* What the task requires *
Restate each entry word for word, leaving nothing out.

* Supplied material *
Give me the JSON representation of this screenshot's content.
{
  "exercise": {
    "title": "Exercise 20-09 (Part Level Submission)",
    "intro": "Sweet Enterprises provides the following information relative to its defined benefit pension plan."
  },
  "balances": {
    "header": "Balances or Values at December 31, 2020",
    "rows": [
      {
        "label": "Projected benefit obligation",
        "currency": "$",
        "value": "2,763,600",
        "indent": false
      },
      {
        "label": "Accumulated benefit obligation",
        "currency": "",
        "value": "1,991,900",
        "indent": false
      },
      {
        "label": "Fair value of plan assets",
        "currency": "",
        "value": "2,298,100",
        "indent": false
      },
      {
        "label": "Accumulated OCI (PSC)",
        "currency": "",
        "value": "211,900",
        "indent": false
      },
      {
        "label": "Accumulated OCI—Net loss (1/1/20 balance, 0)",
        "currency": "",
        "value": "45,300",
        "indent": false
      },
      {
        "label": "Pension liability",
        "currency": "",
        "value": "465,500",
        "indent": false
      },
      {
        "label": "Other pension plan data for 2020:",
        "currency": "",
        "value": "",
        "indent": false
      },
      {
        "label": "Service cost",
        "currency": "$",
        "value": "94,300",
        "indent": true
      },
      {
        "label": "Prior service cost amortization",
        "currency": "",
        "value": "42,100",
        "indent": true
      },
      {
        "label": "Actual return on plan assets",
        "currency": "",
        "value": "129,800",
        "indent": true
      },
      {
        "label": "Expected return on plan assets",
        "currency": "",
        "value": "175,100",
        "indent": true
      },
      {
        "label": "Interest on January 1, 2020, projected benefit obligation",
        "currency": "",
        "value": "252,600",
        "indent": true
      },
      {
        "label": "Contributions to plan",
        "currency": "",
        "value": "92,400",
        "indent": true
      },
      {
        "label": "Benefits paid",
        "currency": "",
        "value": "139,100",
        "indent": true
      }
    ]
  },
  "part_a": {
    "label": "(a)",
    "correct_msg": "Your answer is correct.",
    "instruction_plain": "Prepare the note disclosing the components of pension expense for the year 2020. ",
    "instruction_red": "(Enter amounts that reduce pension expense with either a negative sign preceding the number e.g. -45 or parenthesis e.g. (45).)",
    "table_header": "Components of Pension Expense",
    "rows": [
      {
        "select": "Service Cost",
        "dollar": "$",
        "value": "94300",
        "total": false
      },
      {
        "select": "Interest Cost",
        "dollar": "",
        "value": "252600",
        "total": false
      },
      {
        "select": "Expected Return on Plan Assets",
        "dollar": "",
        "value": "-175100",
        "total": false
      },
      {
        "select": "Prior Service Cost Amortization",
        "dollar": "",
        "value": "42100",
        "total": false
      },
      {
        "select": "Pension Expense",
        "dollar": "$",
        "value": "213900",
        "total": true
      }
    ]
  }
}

* Response to this task *
Give me the JSON representation of this screenshot's content.
{
  "exercise": {
    "title": "Exercise 20-09 (Part Level Submission)",
    "intro": "Sweet Enterprises provides the following information relative to its defined benefit pension plan."
  },
  "balances": {
    "header": "Balances or Values at December 31, 2020",
    "rows": [
      {
        "label": "Projected benefit obligation",
        "currency": "$",
        "value": "2,763,600",
        "indent": false
      },
      {
        "label": "Accumulated benefit obligation",
        "currency": "",
        "value": "1,991,900",
        "indent": false
      },
      {
        "label": "Fair value of plan assets",
        "currency": "",
        "value": "2,298,100",
        "indent": false
      },
      {
        "label": "Accumulated OCI (PSC)",
        "currency": "",
        "value": "211,900",
        "indent": false
      },
      {
        "label": "Accumulated OCI—Net loss (1/1/20 balance, 0)",
        "currency": "",
        "value": "45,300",
        "indent": false
      },
      {
        "label": "Pension liability",
        "currency": "",
        "value": "465,500",
        "indent": false
      },
      {
        "label": "Other pension plan data for 2020:",
        "currency": "",
        "value": "",
        "indent": false
      },
      {
        "label": "Service cost",
        "currency": "$",
        "value": "94,300",
        "indent": true
      },
      {
        "label": "Prior service cost amortization",
        "currency": "",
        "value": "42,100",
        "indent": true
      },
      {
        "label": "Actual return on plan assets",
        "currency": "",
        "value": "129,800",
        "indent": true
      },
      {
        "label": "Expected return on plan assets",
        "currency": "",
        "value": "175,100",
        "indent": true
      },
      {
        "label": "Interest on January 1, 2020, projected benefit obligation",
        "currency": "",
        "value": "252,600",
        "indent": true
      },
      {
        "label": "Contributions to plan",
        "currency": "",
        "value": "92,400",
        "indent": true
      },
      {
        "label": "Benefits paid",
        "currency": "",
        "value": "139,100",
        "indent": true
      }
    ]
  },
  "part_a": {
    "label": "(a)",
    "correct_msg": "Your answer is correct.",
    "instruction_plain": "Prepare the note disclosing the components of pension expense for the year 2020. ",
    "instruction_red": "(Enter amounts that reduce pension expense with either a negative sign preceding the number e.g. -45 or parenthesis e.g. (45).)",
    "table_header": "Components of Pension Expense",
    "rows": [
      {
        "select": "Service Cost",
        "dollar": "$",
        "value": "94300",
        "total": false
      },
      {
        "select": "Interest Cost",
        "dollar": "",
        "value": "252600",
        "total": false
      },
      {
        "select": "Expected Return on Plan Assets",
        "dollar": "",
        "value": "-175100",
        "total": false
      },
      {
        "select": "Prior Service Cost Amortization",
        "dollar": "",
        "value": "42100",
        "total": false
      },
      {
        "select": "Pension Expense",
        "dollar": "$",
        "value": "213900",
        "total": true
      }
    ]
  }
}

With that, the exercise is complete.